===== Material =====

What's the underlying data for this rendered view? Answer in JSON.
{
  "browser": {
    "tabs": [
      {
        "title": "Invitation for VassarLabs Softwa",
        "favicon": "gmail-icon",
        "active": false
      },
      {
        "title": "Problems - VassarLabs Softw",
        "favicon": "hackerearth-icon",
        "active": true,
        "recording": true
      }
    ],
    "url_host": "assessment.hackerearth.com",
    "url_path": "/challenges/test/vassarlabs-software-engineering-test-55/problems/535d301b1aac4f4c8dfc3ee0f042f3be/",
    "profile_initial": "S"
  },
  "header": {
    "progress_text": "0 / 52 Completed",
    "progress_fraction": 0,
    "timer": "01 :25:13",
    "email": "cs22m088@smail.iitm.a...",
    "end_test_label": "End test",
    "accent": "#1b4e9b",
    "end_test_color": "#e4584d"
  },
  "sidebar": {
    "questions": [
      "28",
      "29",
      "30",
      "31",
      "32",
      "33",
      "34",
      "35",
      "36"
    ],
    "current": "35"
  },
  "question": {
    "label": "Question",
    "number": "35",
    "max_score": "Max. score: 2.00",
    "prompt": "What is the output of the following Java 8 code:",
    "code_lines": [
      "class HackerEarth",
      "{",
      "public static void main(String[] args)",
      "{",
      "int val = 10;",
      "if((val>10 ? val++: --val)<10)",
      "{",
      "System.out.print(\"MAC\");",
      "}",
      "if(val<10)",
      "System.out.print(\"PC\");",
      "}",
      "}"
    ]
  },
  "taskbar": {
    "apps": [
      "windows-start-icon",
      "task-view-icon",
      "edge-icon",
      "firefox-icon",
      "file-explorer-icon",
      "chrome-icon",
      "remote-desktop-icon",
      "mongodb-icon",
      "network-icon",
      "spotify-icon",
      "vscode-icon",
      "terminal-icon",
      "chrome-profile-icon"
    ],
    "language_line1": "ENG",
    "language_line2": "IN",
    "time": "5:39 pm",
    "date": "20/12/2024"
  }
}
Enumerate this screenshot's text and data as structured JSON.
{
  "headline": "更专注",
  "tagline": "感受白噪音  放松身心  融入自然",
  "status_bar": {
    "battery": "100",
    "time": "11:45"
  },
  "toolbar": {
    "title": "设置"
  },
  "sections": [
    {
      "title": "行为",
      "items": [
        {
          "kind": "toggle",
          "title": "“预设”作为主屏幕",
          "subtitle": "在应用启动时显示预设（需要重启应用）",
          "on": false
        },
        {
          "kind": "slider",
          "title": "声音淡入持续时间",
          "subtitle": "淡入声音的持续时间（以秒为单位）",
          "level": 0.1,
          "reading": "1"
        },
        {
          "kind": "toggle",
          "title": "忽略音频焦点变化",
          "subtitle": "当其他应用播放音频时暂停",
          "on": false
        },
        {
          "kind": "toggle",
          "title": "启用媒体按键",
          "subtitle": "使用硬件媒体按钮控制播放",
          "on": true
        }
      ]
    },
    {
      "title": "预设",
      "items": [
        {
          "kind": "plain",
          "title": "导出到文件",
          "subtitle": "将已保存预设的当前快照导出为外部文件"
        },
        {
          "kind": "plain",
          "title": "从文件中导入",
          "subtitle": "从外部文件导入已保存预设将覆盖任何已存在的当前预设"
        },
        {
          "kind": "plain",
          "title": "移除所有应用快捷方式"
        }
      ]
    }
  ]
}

=====

- _Given task_: Restate the listing in full, word for word.

- _Answer below_:
What's the underlying data for this rendered view? Answer in JSON.
{
  "browser": {
    "tabs": [
      {
        "title": "Invitation for VassarLabs Softwa",
        "favicon": "gmail-icon",
        "active": false
      },
      {
        "title": "Problems - VassarLabs Softw",
        "favicon": "hackerearth-icon",
        "active": true,
        "recording": true
      }
    ],
    "url_host": "assessment.hackerearth.com",
    "url_path": "/challenges/test/vassarlabs-software-engineering-test-55/problems/535d301b1aac4f4c8dfc3ee0f042f3be/",
    "profile_initial": "S"
  },
  "header": {
    "progress_text": "0 / 52 Completed",
    "progress_fraction": 0,
    "timer": "01 :25:13",
    "email": "cs22m088@smail.iitm.a...",
    "end_test_label": "End test",
    "accent": "#1b4e9b",
    "end_test_color": "#e4584d"
  },
  "sidebar": {
    "questions": [
      "28",
      "29",
      "30",
      "31",
      "32",
      "33",
      "34",
      "35",
      "36"
    ],
    "current": "35"
  },
  "question": {
    "label": "Question",
    "number": "35",
    "max_score": "Max. score: 2.00",
    "prompt": "What is the output of the following Java 8 code:",
    "code_lines": [
      "class HackerEarth",
      "{",
      "public static void main(String[] args)",
      "{",
      "int val = 10;",
      "if((val>10 ? val++: --val)<10)",
      "{",
      "System.out.print(\"MAC\");",
      "}",
      "if(val<10)",
      "System.out.print(\"PC\");",
      "}",
      "}"
    ]
  },
  "taskbar": {
    "apps": [
      "windows-start-icon",
      "task-view-icon",
      "edge-icon",
      "firefox-icon",
      "file-explorer-icon",
      "chrome-icon",
      "remote-desktop-icon",
      "mongodb-icon",
      "network-icon",
      "spotify-icon",
      "vscode-icon",
      "terminal-icon",
      "chrome-profile-icon"
    ],
    "language_line1": "ENG",
    "language_line2": "IN",
    "time": "5:39 pm",
    "date": "20/12/2024"
  }
}
Enumerate this screenshot's text and data as structured JSON.
{
  "headline": "更专注",
  "tagline": "感受白噪音  放松身心  融入自然",
  "status_bar": {
    "battery": "100",
    "time": "11:45"
  },
  "toolbar": {
    "title": "设置"
  },
  "sections": [
    {
      "title": "行为",
      "items": [
        {
          "kind": "toggle",
          "title": "“预设”作为主屏幕",
          "subtitle": "在应用启动时显示预设（需要重启应用）",
          "on": false
        },
        {
          "kind": "slider",
          "title": "声音淡入持续时间",
          "subtitle": "淡入声音的持续时间（以秒为单位）",
          "level": 0.1,
          "reading": "1"
        },
        {
          "kind": "toggle",
          "title": "忽略音频焦点变化",
          "subtitle": "当其他应用播放音频时暂停",
          "on": false
        },
        {
          "kind": "toggle",
          "title": "启用媒体按键",
          "subtitle": "使用硬件媒体按钮控制播放",
          "on": true
        }
      ]
    },
    {
      "title": "预设",
      "items": [
        {
          "kind": "plain",
          "title": "导出到文件",
          "subtitle": "将已保存预设的当前快照导出为外部文件"
        },
        {
          "kind": "plain",
          "title": "从文件中导入",
          "subtitle": "从外部文件导入已保存预设将覆盖任何已存在的当前预设"
        },
        {
          "kind": "plain",
          "title": "移除所有应用快捷方式"
        }
      ]
    }
  ]
}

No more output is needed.